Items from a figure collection
* BEGIN *

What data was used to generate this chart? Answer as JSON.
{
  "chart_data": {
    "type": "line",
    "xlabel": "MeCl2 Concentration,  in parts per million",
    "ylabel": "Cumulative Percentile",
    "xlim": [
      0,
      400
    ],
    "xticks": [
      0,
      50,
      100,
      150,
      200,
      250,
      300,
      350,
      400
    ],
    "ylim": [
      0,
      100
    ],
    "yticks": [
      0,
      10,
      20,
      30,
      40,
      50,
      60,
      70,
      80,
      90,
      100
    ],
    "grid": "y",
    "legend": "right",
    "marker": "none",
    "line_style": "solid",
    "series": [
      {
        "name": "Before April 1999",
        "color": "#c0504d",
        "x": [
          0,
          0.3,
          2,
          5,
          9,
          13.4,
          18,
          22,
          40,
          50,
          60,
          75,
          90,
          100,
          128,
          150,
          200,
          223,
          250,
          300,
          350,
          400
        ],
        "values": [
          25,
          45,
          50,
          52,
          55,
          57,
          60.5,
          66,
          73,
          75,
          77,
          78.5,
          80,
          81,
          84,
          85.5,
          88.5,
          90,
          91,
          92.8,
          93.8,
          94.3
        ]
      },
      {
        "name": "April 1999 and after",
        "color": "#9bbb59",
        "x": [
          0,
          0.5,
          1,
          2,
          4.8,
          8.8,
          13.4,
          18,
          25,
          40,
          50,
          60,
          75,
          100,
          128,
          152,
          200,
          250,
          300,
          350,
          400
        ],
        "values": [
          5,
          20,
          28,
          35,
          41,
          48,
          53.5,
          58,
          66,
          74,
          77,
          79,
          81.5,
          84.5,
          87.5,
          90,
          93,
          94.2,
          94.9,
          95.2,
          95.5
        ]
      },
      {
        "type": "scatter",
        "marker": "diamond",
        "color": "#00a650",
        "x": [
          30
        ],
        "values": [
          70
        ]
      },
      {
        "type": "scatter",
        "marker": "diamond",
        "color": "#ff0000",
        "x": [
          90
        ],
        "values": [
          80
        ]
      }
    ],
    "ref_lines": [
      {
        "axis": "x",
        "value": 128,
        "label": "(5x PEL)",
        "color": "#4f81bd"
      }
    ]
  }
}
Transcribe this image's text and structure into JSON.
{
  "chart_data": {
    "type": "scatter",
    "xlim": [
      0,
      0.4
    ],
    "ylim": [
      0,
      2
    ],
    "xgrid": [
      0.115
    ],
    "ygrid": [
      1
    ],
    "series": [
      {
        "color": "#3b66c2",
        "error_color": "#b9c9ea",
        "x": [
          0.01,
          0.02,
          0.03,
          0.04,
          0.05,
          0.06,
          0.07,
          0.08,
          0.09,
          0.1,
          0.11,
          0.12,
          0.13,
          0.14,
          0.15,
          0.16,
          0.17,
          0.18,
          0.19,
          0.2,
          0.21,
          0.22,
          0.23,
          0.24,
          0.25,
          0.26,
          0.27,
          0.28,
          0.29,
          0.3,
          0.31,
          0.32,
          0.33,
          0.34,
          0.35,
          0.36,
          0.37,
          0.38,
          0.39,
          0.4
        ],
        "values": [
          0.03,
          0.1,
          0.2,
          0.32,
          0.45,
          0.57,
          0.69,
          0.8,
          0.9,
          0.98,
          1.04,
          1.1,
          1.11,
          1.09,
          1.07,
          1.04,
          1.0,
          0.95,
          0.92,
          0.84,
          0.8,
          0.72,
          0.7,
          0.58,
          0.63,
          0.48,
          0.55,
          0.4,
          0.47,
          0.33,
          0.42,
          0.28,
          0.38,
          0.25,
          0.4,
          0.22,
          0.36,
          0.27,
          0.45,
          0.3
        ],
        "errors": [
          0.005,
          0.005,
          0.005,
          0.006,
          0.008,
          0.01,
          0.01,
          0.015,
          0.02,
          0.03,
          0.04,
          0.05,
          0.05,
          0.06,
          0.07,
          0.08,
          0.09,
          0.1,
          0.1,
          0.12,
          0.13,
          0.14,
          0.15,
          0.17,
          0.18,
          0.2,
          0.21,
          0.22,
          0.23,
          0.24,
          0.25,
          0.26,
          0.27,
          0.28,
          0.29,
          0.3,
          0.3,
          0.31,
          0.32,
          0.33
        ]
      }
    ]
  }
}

* END *

EXERCISE PROMPT: Output all of the data again, exactly.

RESULT:
What data was used to generate this chart? Answer as JSON.
{
  "chart_data": {
    "type": "line",
    "xlabel": "MeCl2 Concentration,  in parts per million",
    "ylabel": "Cumulative Percentile",
    "xlim": [
      0,
      400
    ],
    "xticks": [
      0,
      50,
      100,
      150,
      200,
      250,
      300,
      350,
      400
    ],
    "ylim": [
      0,
      100
    ],
    "yticks": [
      0,
      10,
      20,
      30,
      40,
      50,
      60,
      70,
      80,
      90,
      100
    ],
    "grid": "y",
    "legend": "right",
    "marker": "none",
    "line_style": "solid",
    "series": [
      {
        "name": "Before April 1999",
        "color": "#c0504d",
        "x": [
          0,
          0.3,
          2,
          5,
          9,
          13.4,
          18,
          22,
          40,
          50,
          60,
          75,
          90,
          100,
          128,
          150,
          200,
          223,
          250,
          300,
          350,
          400
        ],
        "values": [
          25,
          45,
          50,
          52,
          55,
          57,
          60.5,
          66,
          73,
          75,
          77,
          78.5,
          80,
          81,
          84,
          85.5,
          88.5,
          90,
          91,
          92.8,
          93.8,
          94.3
        ]
      },
      {
        "name": "April 1999 and after",
        "color": "#9bbb59",
        "x": [
          0,
          0.5,
          1,
          2,
          4.8,
          8.8,
          13.4,
          18,
          25,
          40,
          50,
          60,
          75,
          100,
          128,
          152,
          200,
          250,
          300,
          350,
          400
        ],
        "values": [
          5,
          20,
          28,
          35,
          41,
          48,
          53.5,
          58,
          66,
          74,
          77,
          79,
          81.5,
          84.5,
          87.5,
          90,
          93,
          94.2,
          94.9,
          95.2,
          95.5
        ]
      },
      {
        "type": "scatter",
        "marker": "diamond",
        "color": "#00a650",
        "x": [
          30
        ],
        "values": [
          70
        ]
      },
      {
        "type": "scatter",
        "marker": "diamond",
        "color": "#ff0000",
        "x": [
          90
        ],
        "values": [
          80
        ]
      }
    ],
    "ref_lines": [
      {
        "axis": "x",
        "value": 128,
        "label": "(5x PEL)",
        "color": "#4f81bd"
      }
    ]
  }
}
Transcribe this image's text and structure into JSON.
{
  "chart_data": {
    "type": "scatter",
    "xlim": [
      0,
      0.4
    ],
    "ylim": [
      0,
      2
    ],
    "xgrid": [
      0.115
    ],
    "ygrid": [
      1
    ],
    "series": [
      {
        "color": "#3b66c2",
        "error_color": "#b9c9ea",
        "x": [
          0.01,
          0.02,
          0.03,
          0.04,
          0.05,
          0.06,
          0.07,
          0.08,
          0.09,
          0.1,
          0.11,
          0.12,
          0.13,
          0.14,
          0.15,
          0.16,
          0.17,
          0.18,
          0.19,
          0.2,
          0.21,
          0.22,
          0.23,
          0.24,
          0.25,
          0.26,
          0.27,
          0.28,
          0.29,
          0.3,
          0.31,
          0.32,
          0.33,
          0.34,
          0.35,
          0.36,
          0.37,
          0.38,
          0.39,
          0.4
        ],
        "values": [
          0.03,
          0.1,
          0.2,
          0.32,
          0.45,
          0.57,
          0.69,
          0.8,
          0.9,
          0.98,
          1.04,
          1.1,
          1.11,
          1.09,
          1.07,
          1.04,
          1.0,
          0.95,
          0.92,
          0.84,
          0.8,
          0.72,
          0.7,
          0.58,
          0.63,
          0.48,
          0.55,
          0.4,
          0.47,
          0.33,
          0.42,
          0.28,
          0.38,
          0.25,
          0.4,
          0.22,
          0.36,
          0.27,
          0.45,
          0.3
        ],
        "errors": [
          0.005,
          0.005,
          0.005,
          0.006,
          0.008,
          0.01,
          0.01,
          0.015,
          0.02,
          0.03,
          0.04,
          0.05,
          0.05,
          0.06,
          0.07,
          0.08,
          0.09,
          0.1,
          0.1,
          0.12,
          0.13,
          0.14,
          0.15,
          0.17,
          0.18,
          0.2,
          0.21,
          0.22,
          0.23,
          0.24,
          0.25,
          0.26,
          0.27,
          0.28,
          0.29,
          0.3,
          0.3,
          0.31,
          0.32,
          0.33
        ]
      }
    ]
  }
}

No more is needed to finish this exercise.